> _Exercise instructions_
Show all lines that include the string "timebase"; copy each one.

—————

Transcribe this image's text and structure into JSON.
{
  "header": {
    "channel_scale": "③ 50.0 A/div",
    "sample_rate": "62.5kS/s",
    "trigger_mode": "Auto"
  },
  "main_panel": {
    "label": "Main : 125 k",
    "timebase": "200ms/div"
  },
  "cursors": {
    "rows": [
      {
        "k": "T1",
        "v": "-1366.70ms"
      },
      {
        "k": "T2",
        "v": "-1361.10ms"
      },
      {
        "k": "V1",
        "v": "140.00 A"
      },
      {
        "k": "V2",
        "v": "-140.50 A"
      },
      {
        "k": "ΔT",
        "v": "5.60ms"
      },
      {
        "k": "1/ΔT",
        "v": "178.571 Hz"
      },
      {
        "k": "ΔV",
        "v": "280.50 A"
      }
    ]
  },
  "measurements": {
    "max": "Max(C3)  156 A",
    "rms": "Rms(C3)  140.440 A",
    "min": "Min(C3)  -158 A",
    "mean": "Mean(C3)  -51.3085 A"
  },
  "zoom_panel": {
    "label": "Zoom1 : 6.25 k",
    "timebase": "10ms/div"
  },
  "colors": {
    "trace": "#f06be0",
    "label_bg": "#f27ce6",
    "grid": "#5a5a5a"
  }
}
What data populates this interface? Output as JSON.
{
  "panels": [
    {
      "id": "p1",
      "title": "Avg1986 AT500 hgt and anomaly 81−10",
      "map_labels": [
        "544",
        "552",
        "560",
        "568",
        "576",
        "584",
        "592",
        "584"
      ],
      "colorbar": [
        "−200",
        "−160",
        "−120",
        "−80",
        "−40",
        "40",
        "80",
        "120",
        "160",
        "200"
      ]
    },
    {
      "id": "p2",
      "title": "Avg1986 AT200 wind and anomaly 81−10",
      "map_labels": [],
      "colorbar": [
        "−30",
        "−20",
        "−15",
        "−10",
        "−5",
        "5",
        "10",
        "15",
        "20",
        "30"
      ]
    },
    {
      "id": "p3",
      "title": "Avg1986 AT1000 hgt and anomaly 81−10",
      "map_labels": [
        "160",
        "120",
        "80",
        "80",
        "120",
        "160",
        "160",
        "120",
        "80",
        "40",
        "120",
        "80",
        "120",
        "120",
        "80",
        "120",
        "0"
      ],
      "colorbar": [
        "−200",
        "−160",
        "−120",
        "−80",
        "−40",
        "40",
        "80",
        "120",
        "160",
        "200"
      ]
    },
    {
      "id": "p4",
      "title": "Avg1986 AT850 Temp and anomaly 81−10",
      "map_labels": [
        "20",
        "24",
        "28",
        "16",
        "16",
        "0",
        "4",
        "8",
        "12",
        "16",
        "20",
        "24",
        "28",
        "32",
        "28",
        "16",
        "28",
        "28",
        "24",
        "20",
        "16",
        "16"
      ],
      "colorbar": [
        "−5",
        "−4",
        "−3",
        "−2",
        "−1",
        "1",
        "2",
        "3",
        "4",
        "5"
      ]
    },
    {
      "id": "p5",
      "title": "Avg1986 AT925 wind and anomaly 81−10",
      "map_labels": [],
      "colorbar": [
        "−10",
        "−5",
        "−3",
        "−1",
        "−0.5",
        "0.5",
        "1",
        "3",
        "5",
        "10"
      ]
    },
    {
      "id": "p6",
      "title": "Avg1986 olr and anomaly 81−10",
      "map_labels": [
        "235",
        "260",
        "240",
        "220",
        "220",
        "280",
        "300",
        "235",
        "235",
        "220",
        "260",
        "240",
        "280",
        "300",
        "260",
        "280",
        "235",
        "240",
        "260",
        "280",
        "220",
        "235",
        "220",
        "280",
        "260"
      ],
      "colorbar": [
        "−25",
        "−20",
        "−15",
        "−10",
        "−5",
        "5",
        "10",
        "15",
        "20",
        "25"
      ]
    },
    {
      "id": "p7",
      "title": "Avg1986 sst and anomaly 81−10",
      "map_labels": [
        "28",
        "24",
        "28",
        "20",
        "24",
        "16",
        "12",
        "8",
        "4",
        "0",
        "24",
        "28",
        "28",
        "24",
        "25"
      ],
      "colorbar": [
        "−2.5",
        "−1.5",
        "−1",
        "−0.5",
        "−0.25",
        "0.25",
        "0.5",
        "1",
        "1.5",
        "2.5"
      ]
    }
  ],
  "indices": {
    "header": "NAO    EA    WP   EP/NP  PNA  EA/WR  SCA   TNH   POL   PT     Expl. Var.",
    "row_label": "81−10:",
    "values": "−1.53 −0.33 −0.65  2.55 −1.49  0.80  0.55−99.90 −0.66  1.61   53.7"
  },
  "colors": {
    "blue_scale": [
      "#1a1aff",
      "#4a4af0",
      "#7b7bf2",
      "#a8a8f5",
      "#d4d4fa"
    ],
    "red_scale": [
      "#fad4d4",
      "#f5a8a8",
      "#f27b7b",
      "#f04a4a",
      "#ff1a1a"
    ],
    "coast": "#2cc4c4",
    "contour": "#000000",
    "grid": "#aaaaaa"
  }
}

—————

> _Answer to the exercise_
    "timebase": "200ms/div"
    "timebase": "10ms/div"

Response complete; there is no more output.